--- start Provided information ---

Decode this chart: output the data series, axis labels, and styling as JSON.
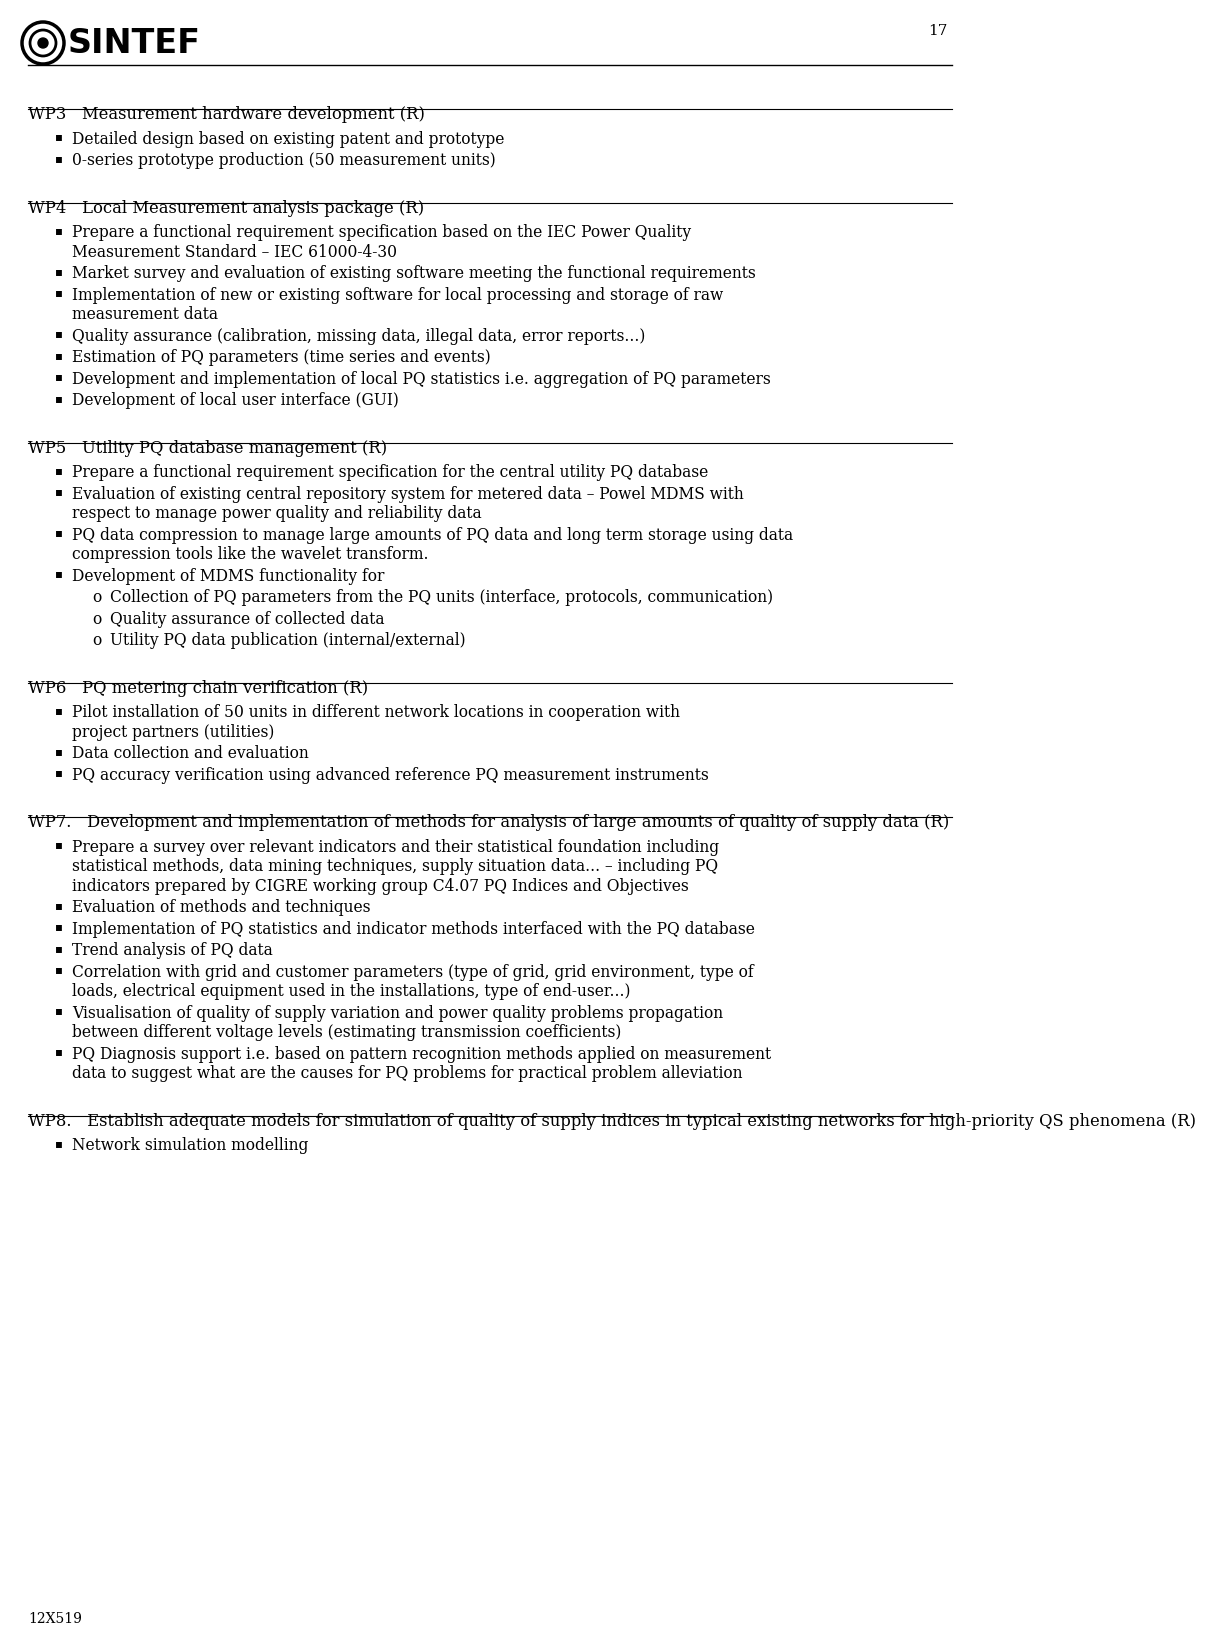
{
  "page_number": "17",
  "footer": "12X519",
  "logo_text": "SINTEF",
  "background_color": "#ffffff",
  "text_color": "#000000",
  "sections": [
    {
      "id": "WP3",
      "heading": "WP3   Measurement hardware development (R)",
      "bullets": [
        {
          "text": "Detailed design based on existing patent and prototype",
          "sub": false
        },
        {
          "text": "0-series prototype production (50 measurement units)",
          "sub": false
        }
      ]
    },
    {
      "id": "WP4",
      "heading": "WP4   Local Measurement analysis package (R)",
      "bullets": [
        {
          "text": "Prepare a functional requirement specification based on the IEC Power Quality Measurement Standard – IEC 61000-4-30",
          "sub": false
        },
        {
          "text": "Market survey and evaluation of existing software meeting the functional requirements",
          "sub": false
        },
        {
          "text": "Implementation of new or existing software for local processing and storage of raw measurement data",
          "sub": false
        },
        {
          "text": "Quality assurance (calibration, missing data, illegal data, error reports...)",
          "sub": false
        },
        {
          "text": "Estimation of PQ parameters (time series and events)",
          "sub": false
        },
        {
          "text": "Development and implementation of local PQ statistics i.e. aggregation of PQ parameters",
          "sub": false
        },
        {
          "text": "Development of local user interface (GUI)",
          "sub": false
        }
      ]
    },
    {
      "id": "WP5",
      "heading": "WP5   Utility PQ database management (R)",
      "bullets": [
        {
          "text": "Prepare a functional requirement specification for the central utility PQ database",
          "sub": false
        },
        {
          "text": "Evaluation of existing central repository system for metered data – Powel MDMS with respect to manage power quality and reliability data",
          "sub": false
        },
        {
          "text": "PQ data compression to manage large amounts of PQ data and long term storage using data compression tools like the wavelet transform.",
          "sub": false
        },
        {
          "text": "Development of MDMS functionality for",
          "sub": false
        },
        {
          "text": "Collection of PQ parameters from the PQ units (interface, protocols, communication)",
          "sub": true
        },
        {
          "text": "Quality assurance of collected data",
          "sub": true
        },
        {
          "text": "Utility PQ data publication (internal/external)",
          "sub": true
        }
      ]
    },
    {
      "id": "WP6",
      "heading": "WP6   PQ metering chain verification (R)",
      "bullets": [
        {
          "text": "Pilot installation of 50 units in different network locations in cooperation with project partners (utilities)",
          "sub": false
        },
        {
          "text": "Data collection and evaluation",
          "sub": false
        },
        {
          "text": "PQ accuracy verification using advanced reference PQ measurement instruments",
          "sub": false
        }
      ]
    },
    {
      "id": "WP7",
      "heading": "WP7.   Development and implementation of methods for analysis of large amounts of quality of supply data (R)",
      "bullets": [
        {
          "text": "Prepare a survey over relevant indicators and their statistical foundation including statistical methods, data mining techniques, supply situation data... – including PQ indicators prepared by CIGRE working group C4.07 PQ Indices and Objectives",
          "sub": false
        },
        {
          "text": "Evaluation of methods and techniques",
          "sub": false
        },
        {
          "text": "Implementation of PQ statistics and indicator methods interfaced with the PQ database",
          "sub": false
        },
        {
          "text": "Trend analysis of PQ data",
          "sub": false
        },
        {
          "text": "Correlation with grid and customer parameters (type of grid, grid environment, type of loads, electrical equipment used in the installations, type of end-user...)",
          "sub": false
        },
        {
          "text": "Visualisation of quality of supply variation and power quality  problems propagation between different voltage levels (estimating transmission coefficients)",
          "sub": false
        },
        {
          "text": "PQ Diagnosis support i.e. based on pattern recognition methods applied on measurement data to suggest what are the causes for PQ problems for practical problem alleviation",
          "sub": false
        }
      ]
    },
    {
      "id": "WP8",
      "heading": "WP8.   Establish adequate models for simulation of quality of supply indices in typical existing networks for high-priority QS phenomena (R)",
      "bullets": [
        {
          "text": "Network simulation modelling",
          "sub": false
        }
      ]
    }
  ]
}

--- end Provided information ---

- **Given exercise**: What you return should match the records above word for word, minus the pictures.

- **Worked answer**:
Decode this chart: output the data series, axis labels, and styling as JSON.
{
  "page_number": "17",
  "footer": "12X519",
  "logo_text": "SINTEF",
  "background_color": "#ffffff",
  "text_color": "#000000",
  "sections": [
    {
      "id": "WP3",
      "heading": "WP3   Measurement hardware development (R)",
      "bullets": [
        {
          "text": "Detailed design based on existing patent and prototype",
          "sub": false
        },
        {
          "text": "0-series prototype production (50 measurement units)",
          "sub": false
        }
      ]
    },
    {
      "id": "WP4",
      "heading": "WP4   Local Measurement analysis package (R)",
      "bullets": [
        {
          "text": "Prepare a functional requirement specification based on the IEC Power Quality Measurement Standard – IEC 61000-4-30",
          "sub": false
        },
        {
          "text": "Market survey and evaluation of existing software meeting the functional requirements",
          "sub": false
        },
        {
          "text": "Implementation of new or existing software for local processing and storage of raw measurement data",
          "sub": false
        },
        {
          "text": "Quality assurance (calibration, missing data, illegal data, error reports...)",
          "sub": false
        },
        {
          "text": "Estimation of PQ parameters (time series and events)",
          "sub": false
        },
        {
          "text": "Development and implementation of local PQ statistics i.e. aggregation of PQ parameters",
          "sub": false
        },
        {
          "text": "Development of local user interface (GUI)",
          "sub": false
        }
      ]
    },
    {
      "id": "WP5",
      "heading": "WP5   Utility PQ database management (R)",
      "bullets": [
        {
          "text": "Prepare a functional requirement specification for the central utility PQ database",
          "sub": false
        },
        {
          "text": "Evaluation of existing central repository system for metered data – Powel MDMS with respect to manage power quality and reliability data",
          "sub": false
        },
        {
          "text": "PQ data compression to manage large amounts of PQ data and long term storage using data compression tools like the wavelet transform.",
          "sub": false
        },
        {
          "text": "Development of MDMS functionality for",
          "sub": false
        },
        {
          "text": "Collection of PQ parameters from the PQ units (interface, protocols, communication)",
          "sub": true
        },
        {
          "text": "Quality assurance of collected data",
          "sub": true
        },
        {
          "text": "Utility PQ data publication (internal/external)",
          "sub": true
        }
      ]
    },
    {
      "id": "WP6",
      "heading": "WP6   PQ metering chain verification (R)",
      "bullets": [
        {
          "text": "Pilot installation of 50 units in different network locations in cooperation with project partners (utilities)",
          "sub": false
        },
        {
          "text": "Data collection and evaluation",
          "sub": false
        },
        {
          "text": "PQ accuracy verification using advanced reference PQ measurement instruments",
          "sub": false
        }
      ]
    },
    {
      "id": "WP7",
      "heading": "WP7.   Development and implementation of methods for analysis of large amounts of quality of supply data (R)",
      "bullets": [
        {
          "text": "Prepare a survey over relevant indicators and their statistical foundation including statistical methods, data mining techniques, supply situation data... – including PQ indicators prepared by CIGRE working group C4.07 PQ Indices and Objectives",
          "sub": false
        },
        {
          "text": "Evaluation of methods and techniques",
          "sub": false
        },
        {
          "text": "Implementation of PQ statistics and indicator methods interfaced with the PQ database",
          "sub": false
        },
        {
          "text": "Trend analysis of PQ data",
          "sub": false
        },
        {
          "text": "Correlation with grid and customer parameters (type of grid, grid environment, type of loads, electrical equipment used in the installations, type of end-user...)",
          "sub": false
        },
        {
          "text": "Visualisation of quality of supply variation and power quality  problems propagation between different voltage levels (estimating transmission coefficients)",
          "sub": false
        },
        {
          "text": "PQ Diagnosis support i.e. based on pattern recognition methods applied on measurement data to suggest what are the causes for PQ problems for practical problem alleviation",
          "sub": false
        }
      ]
    },
    {
      "id": "WP8",
      "heading": "WP8.   Establish adequate models for simulation of quality of supply indices in typical existing networks for high-priority QS phenomena (R)",
      "bullets": [
        {
          "text": "Network simulation modelling",
          "sub": false
        }
      ]
    }
  ]
}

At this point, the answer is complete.